═════ RECORDS SHOWN

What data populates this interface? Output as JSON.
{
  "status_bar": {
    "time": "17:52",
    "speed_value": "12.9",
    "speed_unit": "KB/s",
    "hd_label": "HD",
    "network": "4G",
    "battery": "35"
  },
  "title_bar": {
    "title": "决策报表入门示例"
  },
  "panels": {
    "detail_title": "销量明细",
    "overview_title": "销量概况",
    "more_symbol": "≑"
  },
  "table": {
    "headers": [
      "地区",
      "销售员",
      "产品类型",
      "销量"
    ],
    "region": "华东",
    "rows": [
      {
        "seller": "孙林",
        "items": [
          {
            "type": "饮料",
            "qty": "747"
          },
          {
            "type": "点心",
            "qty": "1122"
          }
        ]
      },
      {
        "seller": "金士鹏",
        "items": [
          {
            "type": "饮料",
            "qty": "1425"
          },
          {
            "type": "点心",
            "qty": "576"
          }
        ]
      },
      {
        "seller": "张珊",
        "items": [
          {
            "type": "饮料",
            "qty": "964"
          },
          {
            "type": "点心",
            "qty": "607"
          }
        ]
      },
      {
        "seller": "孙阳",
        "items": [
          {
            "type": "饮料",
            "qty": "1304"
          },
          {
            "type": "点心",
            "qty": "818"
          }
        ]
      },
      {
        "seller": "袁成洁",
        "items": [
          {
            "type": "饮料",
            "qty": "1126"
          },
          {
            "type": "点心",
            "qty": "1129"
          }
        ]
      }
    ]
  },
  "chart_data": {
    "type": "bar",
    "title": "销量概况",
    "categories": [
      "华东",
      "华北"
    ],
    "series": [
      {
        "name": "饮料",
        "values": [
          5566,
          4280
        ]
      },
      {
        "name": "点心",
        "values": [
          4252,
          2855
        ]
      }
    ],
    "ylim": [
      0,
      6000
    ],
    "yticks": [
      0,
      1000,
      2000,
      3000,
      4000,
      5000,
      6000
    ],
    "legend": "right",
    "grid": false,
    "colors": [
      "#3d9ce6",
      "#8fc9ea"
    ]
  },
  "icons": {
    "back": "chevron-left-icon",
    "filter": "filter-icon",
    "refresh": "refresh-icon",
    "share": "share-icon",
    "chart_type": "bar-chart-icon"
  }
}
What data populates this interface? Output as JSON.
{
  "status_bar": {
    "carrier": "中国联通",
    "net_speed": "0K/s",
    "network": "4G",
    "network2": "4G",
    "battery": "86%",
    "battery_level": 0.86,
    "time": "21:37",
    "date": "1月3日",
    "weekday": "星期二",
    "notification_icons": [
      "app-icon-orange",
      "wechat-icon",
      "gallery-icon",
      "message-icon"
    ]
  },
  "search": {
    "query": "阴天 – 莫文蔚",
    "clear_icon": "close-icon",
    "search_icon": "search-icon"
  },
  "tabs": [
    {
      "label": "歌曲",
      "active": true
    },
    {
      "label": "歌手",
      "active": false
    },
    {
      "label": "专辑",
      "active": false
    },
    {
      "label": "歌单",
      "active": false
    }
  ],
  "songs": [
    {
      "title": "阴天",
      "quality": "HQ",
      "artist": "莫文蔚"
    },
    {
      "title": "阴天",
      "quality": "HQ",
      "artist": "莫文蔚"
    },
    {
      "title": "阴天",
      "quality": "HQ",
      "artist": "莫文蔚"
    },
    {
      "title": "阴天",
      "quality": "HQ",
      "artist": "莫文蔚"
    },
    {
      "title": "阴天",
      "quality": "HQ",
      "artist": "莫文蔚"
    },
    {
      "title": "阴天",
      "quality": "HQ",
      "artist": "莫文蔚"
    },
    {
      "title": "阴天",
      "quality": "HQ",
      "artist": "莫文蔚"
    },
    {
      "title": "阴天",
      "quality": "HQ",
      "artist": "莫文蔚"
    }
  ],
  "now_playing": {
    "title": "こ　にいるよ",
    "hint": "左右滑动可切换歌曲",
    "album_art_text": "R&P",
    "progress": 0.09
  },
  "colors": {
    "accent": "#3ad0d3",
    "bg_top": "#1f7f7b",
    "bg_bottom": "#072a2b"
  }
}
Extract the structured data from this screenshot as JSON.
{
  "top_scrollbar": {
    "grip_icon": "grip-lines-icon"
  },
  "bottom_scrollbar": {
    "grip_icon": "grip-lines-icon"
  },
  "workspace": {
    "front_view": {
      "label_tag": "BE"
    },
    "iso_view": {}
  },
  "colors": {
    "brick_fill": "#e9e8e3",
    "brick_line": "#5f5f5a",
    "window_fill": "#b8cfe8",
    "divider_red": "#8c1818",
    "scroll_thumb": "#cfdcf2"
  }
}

══════════

=== TASK OBJECTIVE ===
Your task is to return, exactly and on their own, the lines from the one containing "Extract the structured" through the last line of the listing.

=== RESULT OF THE TASK ===
Extract the structured data from this screenshot as JSON.
{
  "top_scrollbar": {
    "grip_icon": "grip-lines-icon"
  },
  "bottom_scrollbar": {
    "grip_icon": "grip-lines-icon"
  },
  "workspace": {
    "front_view": {
      "label_tag": "BE"
    },
    "iso_view": {}
  },
  "colors": {
    "brick_fill": "#e9e8e3",
    "brick_line": "#5f5f5a",
    "window_fill": "#b8cfe8",
    "divider_red": "#8c1818",
    "scroll_thumb": "#cfdcf2"
  }
}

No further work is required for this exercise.